> **本文**:
* * * *

ホエル2世の死後、公位を継いだのは長男のアランである。
既に22歳であり、コルヌアイユを無難に統治していた経歴からその継承に異を唱えるものはいないかと思われていた。
好色かつ利己的な性格のせいで、信仰がなかなか上がらず悩まされることとなる君主である。
1090年、次男アルズールが誕生。しかしこの乳児は生まれた同年に死亡。公爵は深い悲しみに伏せることとなる。
とはいえ翌1091年には三女アグネズが誕生。さらに1092年には三男ブランドンが誕生し、宮廷は一転して吉事が続くことになった。
そんな1092年、アランにとって寝耳に水の一大事件が発生する。ここで継承時には表立って現れなかった貴族たちの不満が一気に爆発。何と勝手に会議を開いて継承権を選挙制にするよう公爵に突きつけてきたのである。
「私が規律だ。そして彼らは臣下にすぎん。それが全てだ!」
強い態度を取ったのが幸いしたか、封臣たちの忠誠度は一時的に大きく下がるも表立った反抗にはつながらなかった。数年で忠誠も回復し、公爵もこの件に関しては寛大な態度で不問に付したのであった。
さて、明けて12世紀。直轄領保有に世紀ボーナスが少し増えることになる時代。
新世紀明けには長女と次女が相次いで成人し、それぞれ嫁に出す。そのおかげで威信が300を越え、またもや小さい伯領相手ならば称号の横取りができるようになった。
アランが目をつけたのは、ウェールズの飛び地グウェントに隣接するグラモーガン伯領。領主はかつて父ホエルによりグウェントを追放された人物で、今は父の跡を継ぎ伯となっている因縁の相手である。
1103年、グラモーガンにクレームをつけ、ブルターニュ封臣の軍をウェールズに上陸させる。今回もナントの兵は留守番であるが、現地で直轄領からグウェントの兵を合流させる。宣戦布告し、目立った抵抗もなく占領、領地を取り上げて伯を追放する。
これによりデヒューバート地域3領のうち2州を支配。西のディフェドを領するデヒューバート公に対し、自らの方がより正当な公であるとクレームが付けられるようになった。
現デヒューバート公は妻の兄であり、アランの義弟にあたる。しかしここ数年は狂人と化して全く政務に手を付けられず、領内の貴族たちの忠誠もすっかり失われている様子である。アランは縁戚関係からその相続を主張し、返す刀でディフェドに侵攻することにした。
かの狂人領主のもとでは動員できる兵も驚くほど少なく、難なく城を占領。義弟の公位を剥奪し、伯爵に格下げしたのであった。
ここで評判が悪くなってきたため、悪評を下げるために信仰を上げることが必要となる。教区司教であった弟ヤンを新たに獲得したグラモーガンの司教とし、現地の統治を任せることにしてアランはナントに帰還した。

* * * *

> **行一覧**:
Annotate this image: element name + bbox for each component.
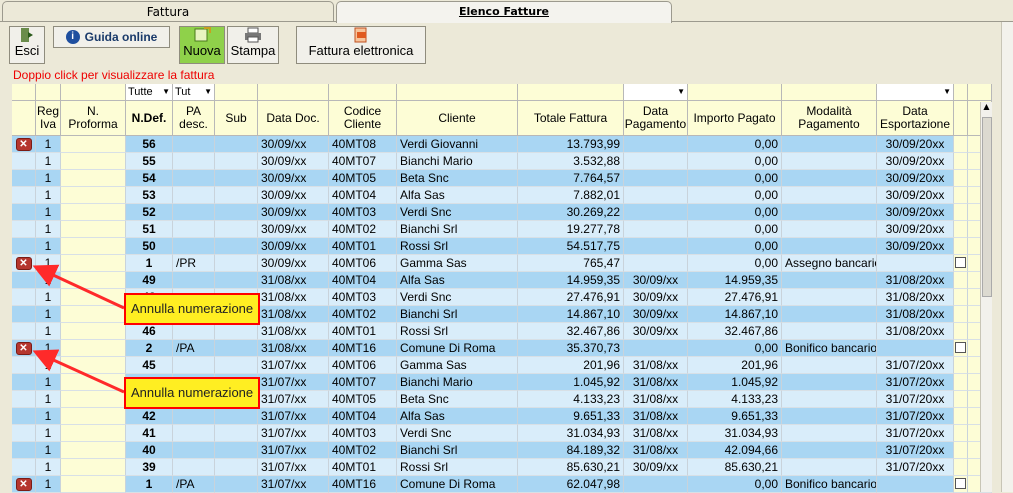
callout-annulla-numerazione-2: Annulla numerazione — [124, 377, 261, 409]
callout-arrow-2 — [32, 349, 125, 394]
callout-arrow-1 — [32, 264, 125, 310]
callout-arrows — [32, 264, 125, 394]
callout-annulla-numerazione-1: Annulla numerazione — [124, 293, 261, 325]
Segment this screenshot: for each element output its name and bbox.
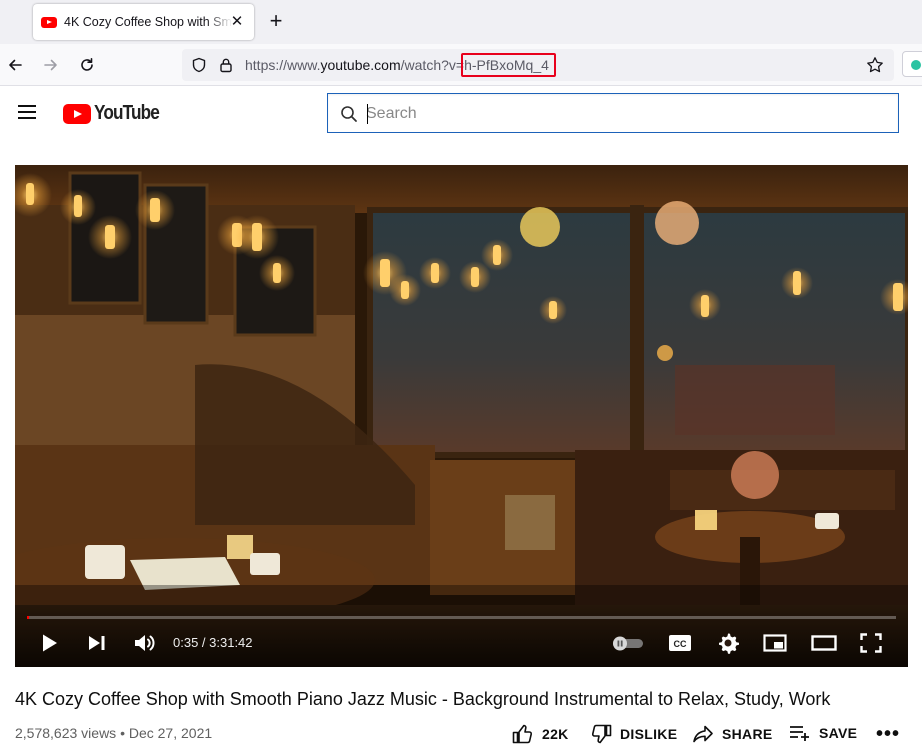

* * * *

> **課題 1**:
アラン公の文章のうち、「そんな1092年、アランにと」から「さて、明けて12世紀。直轄領保有に世紀ボーナスが少し増えることになる時代。」までを、両端の語句も含めて一字一句そのまま複製してください。
> **課題 2**:
アラン公の文章に基づいて、次の問いに答えてください。
(a) 三男ブランドンが誕生したのは何年か。
(b) アランがグラモーガンにクレームをつけたのは何年か。
(c) 教区司教であった弟ヤンは、どこの司教とされたか。
> **課題 3**:
アラン公の文章を、最後の一文の後から書き継いでください。
各行はアラン公の文章とは別個の資料です。

> **出力 1**:
そんな1092年、アランにとって寝耳に水の一大事件が発生する。ここで継承時には表立って現れなかった貴族たちの不満が一気に爆発。何と勝手に会議を開いて継承権を選挙制にするよう公爵に突きつけてきたのである。
「私が規律だ。そして彼らは臣下にすぎん。それが全てだ!」
強い態度を取ったのが幸いしたか、封臣たちの忠誠度は一時的に大きく下がるも表立った反抗にはつながらなかった。数年で忠誠も回復し、公爵もこの件に関しては寛大な態度で不問に付したのであった。
さて、明けて12世紀。直轄領保有に世紀ボーナスが少し増えることになる時代。

> **出力 2**:
(a) 1092年
(b) 1103年
(c) グラモーガン

> **出力 3**:
さて、軍事行動は一段落したので次は長男ジャフレズの嫁探しである。めぼしい者がいないかと各地を探しているうちに、アイルランドのトゥアードムム伯が破門されているのを発見。今すぐに侵攻する事はないだろうが、後々のために称号の請求をしておくことにした。
後に、管理15を持つマンスター公の三女ブリギットが嫁入りすることになる。
1106年には孫のジョルドが誕生し、これで一族も安泰とアランは胸をなでおろした。
ところが1107年、アランにとっても驚くべき事件が発生する。
なんと、39歳になる妻が妊娠したというのだ。孫までいる状況で、新たに子が出来たというのか。
思えば母が弟ヤンを妊娠したのも同じくらいの年齢であったし、コルヌアイユ家の男は妻に高齢出産をさせる血筋なのだろうか。
翌年、四女のローゼンが誕生。遅くに出来たこの末娘を、アランは目に入れても痛くないほどの可愛がりようであった。
ところがこの頃から、アランは得体の知れない病気に悩まされるようになる。
政務を休むことも度々となり、一日中病床に伏せることも珍しくはなくなっていた。
そして三男ブレンドンが成人し、結婚とグウェント伯叙任が決まった直後の1110年、アランはナントの宮廷で病死したのであった。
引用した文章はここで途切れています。